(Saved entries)

◇ ◇ ◇ ◇ ◇

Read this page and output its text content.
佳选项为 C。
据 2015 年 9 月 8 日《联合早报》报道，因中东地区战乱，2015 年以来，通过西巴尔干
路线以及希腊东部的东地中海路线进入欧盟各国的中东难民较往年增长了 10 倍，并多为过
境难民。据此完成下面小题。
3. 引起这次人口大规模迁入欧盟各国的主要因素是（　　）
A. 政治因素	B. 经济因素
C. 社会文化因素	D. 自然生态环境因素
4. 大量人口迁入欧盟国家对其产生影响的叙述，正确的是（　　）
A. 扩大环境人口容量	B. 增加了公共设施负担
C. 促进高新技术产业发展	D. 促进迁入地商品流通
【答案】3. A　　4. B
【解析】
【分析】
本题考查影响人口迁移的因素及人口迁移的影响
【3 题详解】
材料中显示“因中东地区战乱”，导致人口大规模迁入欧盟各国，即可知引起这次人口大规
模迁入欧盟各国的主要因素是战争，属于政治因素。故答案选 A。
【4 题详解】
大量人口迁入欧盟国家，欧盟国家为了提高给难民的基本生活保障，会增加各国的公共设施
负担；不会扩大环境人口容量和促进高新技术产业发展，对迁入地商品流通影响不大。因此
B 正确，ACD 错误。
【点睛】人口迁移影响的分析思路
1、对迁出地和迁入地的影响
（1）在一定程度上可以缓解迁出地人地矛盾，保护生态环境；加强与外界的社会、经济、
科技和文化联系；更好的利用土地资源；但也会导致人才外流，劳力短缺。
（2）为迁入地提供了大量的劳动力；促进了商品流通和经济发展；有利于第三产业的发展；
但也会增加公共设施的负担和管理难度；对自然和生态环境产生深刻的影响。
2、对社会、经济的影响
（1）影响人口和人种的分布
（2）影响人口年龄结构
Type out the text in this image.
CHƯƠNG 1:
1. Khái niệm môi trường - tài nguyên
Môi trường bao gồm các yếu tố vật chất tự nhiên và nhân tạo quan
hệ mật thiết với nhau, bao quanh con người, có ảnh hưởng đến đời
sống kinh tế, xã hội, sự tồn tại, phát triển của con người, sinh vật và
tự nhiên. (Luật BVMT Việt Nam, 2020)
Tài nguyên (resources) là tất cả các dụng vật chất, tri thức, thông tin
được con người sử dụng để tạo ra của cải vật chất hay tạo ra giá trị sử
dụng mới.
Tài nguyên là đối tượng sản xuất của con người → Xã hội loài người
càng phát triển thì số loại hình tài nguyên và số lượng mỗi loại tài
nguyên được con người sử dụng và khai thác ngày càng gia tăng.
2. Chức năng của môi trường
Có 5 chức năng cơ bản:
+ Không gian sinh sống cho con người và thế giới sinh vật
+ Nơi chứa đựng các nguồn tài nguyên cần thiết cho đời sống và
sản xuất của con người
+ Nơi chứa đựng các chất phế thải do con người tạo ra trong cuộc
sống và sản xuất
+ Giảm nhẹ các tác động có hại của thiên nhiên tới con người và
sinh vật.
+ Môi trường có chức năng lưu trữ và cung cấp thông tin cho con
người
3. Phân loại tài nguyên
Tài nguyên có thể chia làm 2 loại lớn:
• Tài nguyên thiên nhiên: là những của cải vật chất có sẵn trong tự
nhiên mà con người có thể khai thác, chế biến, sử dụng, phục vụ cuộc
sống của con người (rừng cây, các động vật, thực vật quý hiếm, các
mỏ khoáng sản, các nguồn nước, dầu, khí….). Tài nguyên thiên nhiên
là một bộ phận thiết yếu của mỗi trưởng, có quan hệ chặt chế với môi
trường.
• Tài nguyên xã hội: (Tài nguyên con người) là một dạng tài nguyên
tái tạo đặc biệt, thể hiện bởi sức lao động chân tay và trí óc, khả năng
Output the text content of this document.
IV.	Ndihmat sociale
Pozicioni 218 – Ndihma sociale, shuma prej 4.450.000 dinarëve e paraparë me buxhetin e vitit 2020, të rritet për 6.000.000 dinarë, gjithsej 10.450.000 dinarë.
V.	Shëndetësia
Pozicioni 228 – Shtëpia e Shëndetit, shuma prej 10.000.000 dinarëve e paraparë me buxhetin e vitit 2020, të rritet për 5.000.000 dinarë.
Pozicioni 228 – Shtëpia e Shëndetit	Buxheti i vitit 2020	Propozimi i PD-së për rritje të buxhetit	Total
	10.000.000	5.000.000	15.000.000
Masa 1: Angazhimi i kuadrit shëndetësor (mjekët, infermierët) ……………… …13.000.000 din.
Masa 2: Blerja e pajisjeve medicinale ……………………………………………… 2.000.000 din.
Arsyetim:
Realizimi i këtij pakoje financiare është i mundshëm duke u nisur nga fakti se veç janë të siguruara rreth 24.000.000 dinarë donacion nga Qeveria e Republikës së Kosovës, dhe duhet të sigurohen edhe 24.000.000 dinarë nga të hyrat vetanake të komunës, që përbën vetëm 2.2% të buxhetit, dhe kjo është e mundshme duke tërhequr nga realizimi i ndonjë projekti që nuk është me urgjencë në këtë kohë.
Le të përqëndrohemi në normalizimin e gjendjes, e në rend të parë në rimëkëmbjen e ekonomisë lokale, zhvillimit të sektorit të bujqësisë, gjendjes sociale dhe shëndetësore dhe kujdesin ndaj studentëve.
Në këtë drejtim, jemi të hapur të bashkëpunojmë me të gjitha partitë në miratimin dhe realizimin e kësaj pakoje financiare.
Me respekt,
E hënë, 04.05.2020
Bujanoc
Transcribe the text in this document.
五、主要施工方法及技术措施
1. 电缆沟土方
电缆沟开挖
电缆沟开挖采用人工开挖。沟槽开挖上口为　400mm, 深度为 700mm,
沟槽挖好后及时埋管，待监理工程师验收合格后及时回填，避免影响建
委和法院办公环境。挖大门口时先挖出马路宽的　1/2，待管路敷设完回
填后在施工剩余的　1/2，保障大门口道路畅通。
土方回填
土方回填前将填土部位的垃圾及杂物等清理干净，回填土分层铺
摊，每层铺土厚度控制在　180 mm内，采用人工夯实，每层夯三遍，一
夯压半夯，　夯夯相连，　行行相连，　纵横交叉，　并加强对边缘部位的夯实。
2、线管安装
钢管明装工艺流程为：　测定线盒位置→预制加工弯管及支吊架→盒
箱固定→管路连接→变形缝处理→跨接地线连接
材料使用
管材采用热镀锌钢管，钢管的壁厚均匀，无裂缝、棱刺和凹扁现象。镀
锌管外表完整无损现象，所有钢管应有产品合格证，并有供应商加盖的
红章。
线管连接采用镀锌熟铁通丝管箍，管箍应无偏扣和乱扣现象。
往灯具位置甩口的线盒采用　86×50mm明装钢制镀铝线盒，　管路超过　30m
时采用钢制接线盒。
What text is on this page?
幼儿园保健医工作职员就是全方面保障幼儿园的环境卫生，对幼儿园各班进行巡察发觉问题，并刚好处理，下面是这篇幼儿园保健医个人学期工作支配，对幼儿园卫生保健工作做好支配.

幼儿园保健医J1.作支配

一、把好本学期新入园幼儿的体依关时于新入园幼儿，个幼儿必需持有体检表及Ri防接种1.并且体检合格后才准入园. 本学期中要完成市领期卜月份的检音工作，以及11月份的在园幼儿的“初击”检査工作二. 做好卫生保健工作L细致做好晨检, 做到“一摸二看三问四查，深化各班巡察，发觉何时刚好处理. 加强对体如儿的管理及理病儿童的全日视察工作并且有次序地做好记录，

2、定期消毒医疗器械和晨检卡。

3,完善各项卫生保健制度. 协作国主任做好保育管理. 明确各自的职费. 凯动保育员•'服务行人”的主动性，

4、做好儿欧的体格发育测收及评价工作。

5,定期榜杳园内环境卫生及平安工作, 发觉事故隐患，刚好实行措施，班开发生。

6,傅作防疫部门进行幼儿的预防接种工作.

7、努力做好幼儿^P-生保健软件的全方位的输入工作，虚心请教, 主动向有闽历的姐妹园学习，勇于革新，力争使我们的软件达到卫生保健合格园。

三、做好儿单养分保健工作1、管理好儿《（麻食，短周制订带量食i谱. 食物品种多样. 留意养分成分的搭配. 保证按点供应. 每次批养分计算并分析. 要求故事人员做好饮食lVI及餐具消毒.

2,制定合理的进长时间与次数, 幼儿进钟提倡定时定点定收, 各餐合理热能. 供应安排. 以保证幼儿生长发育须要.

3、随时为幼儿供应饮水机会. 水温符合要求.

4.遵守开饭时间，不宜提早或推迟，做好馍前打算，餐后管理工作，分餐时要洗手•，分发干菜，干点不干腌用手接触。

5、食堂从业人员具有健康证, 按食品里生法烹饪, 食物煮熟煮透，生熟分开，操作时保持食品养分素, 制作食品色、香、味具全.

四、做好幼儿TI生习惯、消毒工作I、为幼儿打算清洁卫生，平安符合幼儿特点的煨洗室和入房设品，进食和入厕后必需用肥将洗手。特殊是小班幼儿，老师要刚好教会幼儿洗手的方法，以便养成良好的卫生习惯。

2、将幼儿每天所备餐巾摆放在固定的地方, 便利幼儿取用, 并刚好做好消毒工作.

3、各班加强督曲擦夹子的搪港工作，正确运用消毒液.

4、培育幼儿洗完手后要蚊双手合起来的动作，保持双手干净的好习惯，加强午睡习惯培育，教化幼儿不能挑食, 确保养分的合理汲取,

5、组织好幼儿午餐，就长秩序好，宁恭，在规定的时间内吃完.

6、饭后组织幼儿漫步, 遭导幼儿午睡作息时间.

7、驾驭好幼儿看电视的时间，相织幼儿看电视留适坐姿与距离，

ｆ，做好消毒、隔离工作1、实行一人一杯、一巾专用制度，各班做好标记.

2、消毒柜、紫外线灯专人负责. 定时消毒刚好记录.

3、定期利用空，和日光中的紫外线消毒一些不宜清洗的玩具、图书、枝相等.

◇ ◇ ◇ ◇ ◇

Requirements :: Your task is to gather all lines from the entries above that hold the word "triển".

Solution to this problem ::
sống kinh tế, xã hội, sự tồn tại, phát triển của con người, sinh vật và
càng phát triển thì số loại hình tài nguyên và số lượng mỗi loại tài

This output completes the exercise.